Given instruction — List, from the lines below, each one with "color" in it.

Extracted material —

######

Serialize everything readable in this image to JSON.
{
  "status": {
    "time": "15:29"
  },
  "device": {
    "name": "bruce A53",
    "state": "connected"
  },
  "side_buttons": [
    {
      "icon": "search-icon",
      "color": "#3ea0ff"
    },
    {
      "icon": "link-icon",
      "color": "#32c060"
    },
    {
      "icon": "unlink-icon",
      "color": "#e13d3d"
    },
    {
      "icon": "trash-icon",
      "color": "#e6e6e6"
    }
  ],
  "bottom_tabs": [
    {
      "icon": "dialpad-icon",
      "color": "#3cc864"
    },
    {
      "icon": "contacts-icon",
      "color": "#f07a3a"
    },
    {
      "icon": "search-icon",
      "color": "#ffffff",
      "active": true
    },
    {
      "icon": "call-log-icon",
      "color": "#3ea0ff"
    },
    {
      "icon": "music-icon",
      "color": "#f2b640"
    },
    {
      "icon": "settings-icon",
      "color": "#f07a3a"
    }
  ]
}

######

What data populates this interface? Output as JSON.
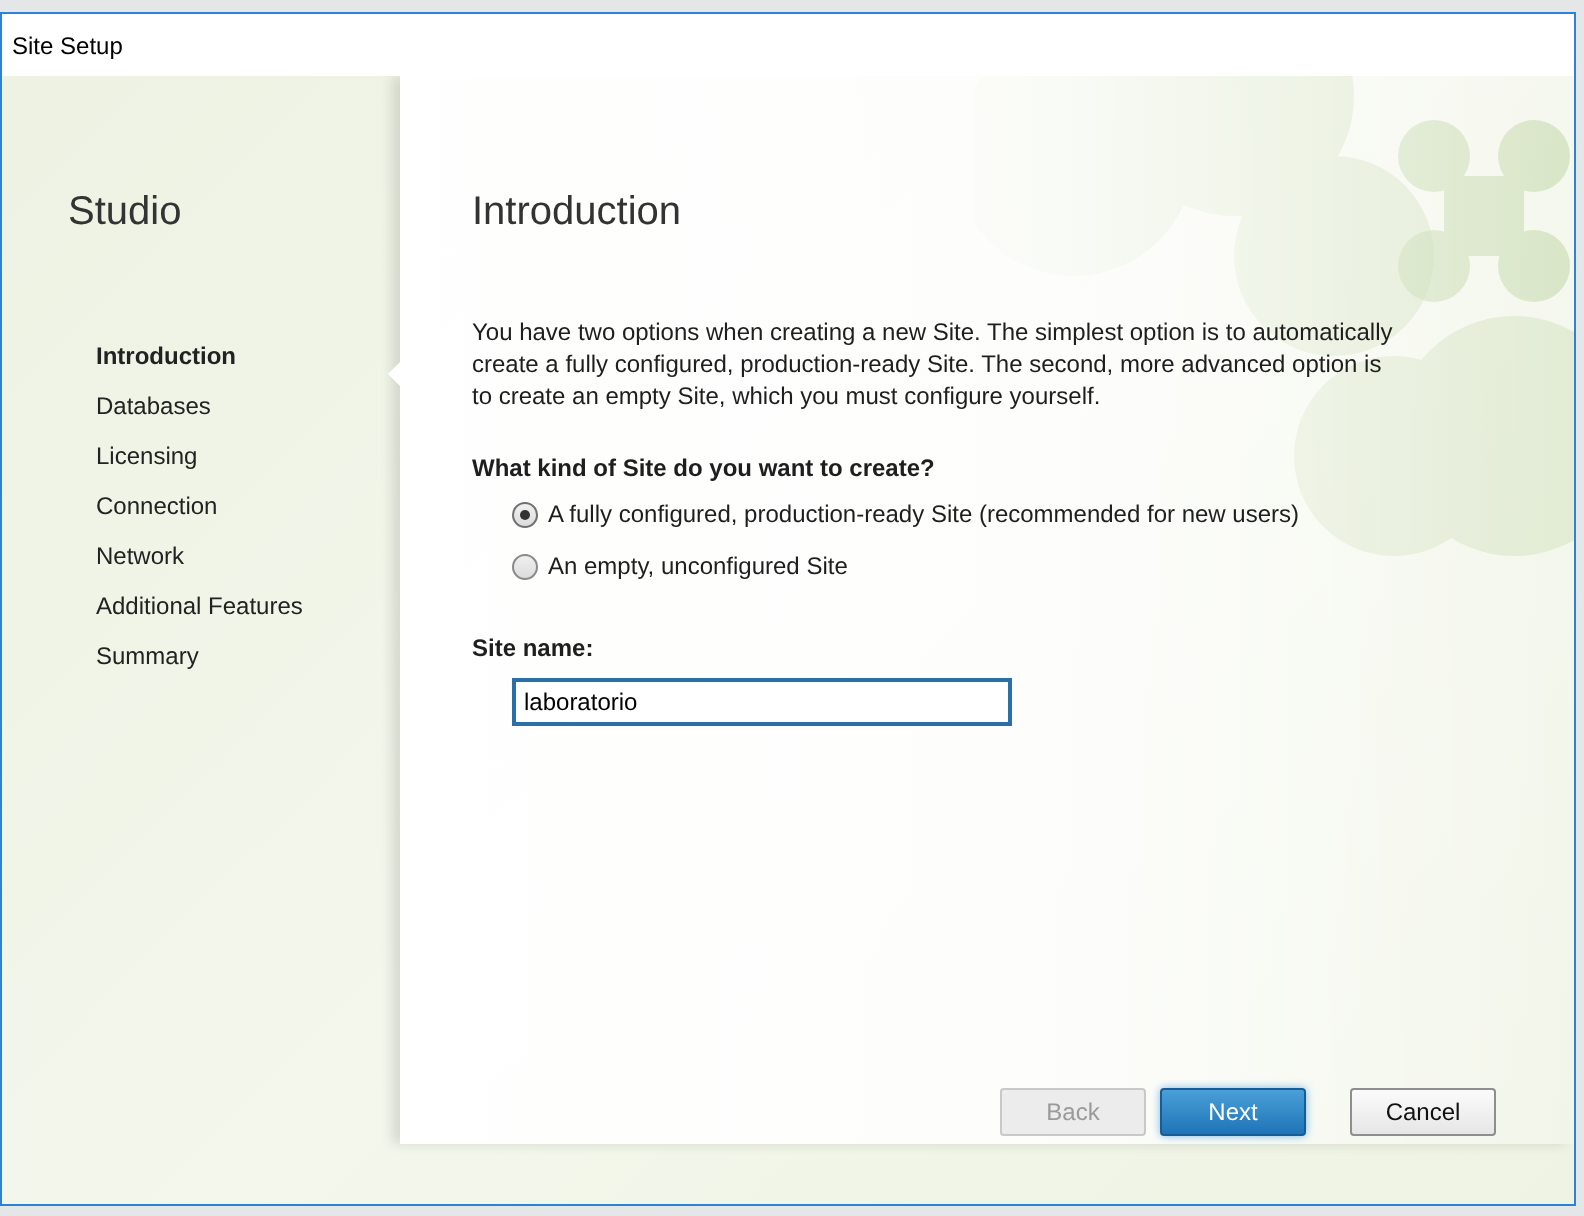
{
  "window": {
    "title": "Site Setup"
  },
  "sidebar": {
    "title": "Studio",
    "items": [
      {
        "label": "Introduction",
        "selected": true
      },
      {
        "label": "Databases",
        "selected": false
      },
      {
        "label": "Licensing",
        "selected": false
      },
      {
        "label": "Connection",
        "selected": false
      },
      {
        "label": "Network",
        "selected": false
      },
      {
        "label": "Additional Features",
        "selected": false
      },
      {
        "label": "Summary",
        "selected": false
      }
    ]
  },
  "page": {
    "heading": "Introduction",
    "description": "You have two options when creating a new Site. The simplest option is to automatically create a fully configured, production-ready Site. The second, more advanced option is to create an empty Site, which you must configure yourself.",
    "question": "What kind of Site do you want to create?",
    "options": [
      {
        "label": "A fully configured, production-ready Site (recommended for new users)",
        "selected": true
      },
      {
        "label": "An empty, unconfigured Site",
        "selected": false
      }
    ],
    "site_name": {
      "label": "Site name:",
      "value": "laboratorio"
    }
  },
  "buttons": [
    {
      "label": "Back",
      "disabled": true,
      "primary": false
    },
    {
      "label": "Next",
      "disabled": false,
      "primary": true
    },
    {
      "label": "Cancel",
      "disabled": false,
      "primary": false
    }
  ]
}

######

Correct response —
      "color": "#3ea0ff"
      "color": "#32c060"
      "color": "#e13d3d"
      "color": "#e6e6e6"
      "color": "#3cc864"
      "color": "#f07a3a"
      "color": "#ffffff",
      "color": "#3ea0ff"
      "color": "#f2b640"
      "color": "#f07a3a"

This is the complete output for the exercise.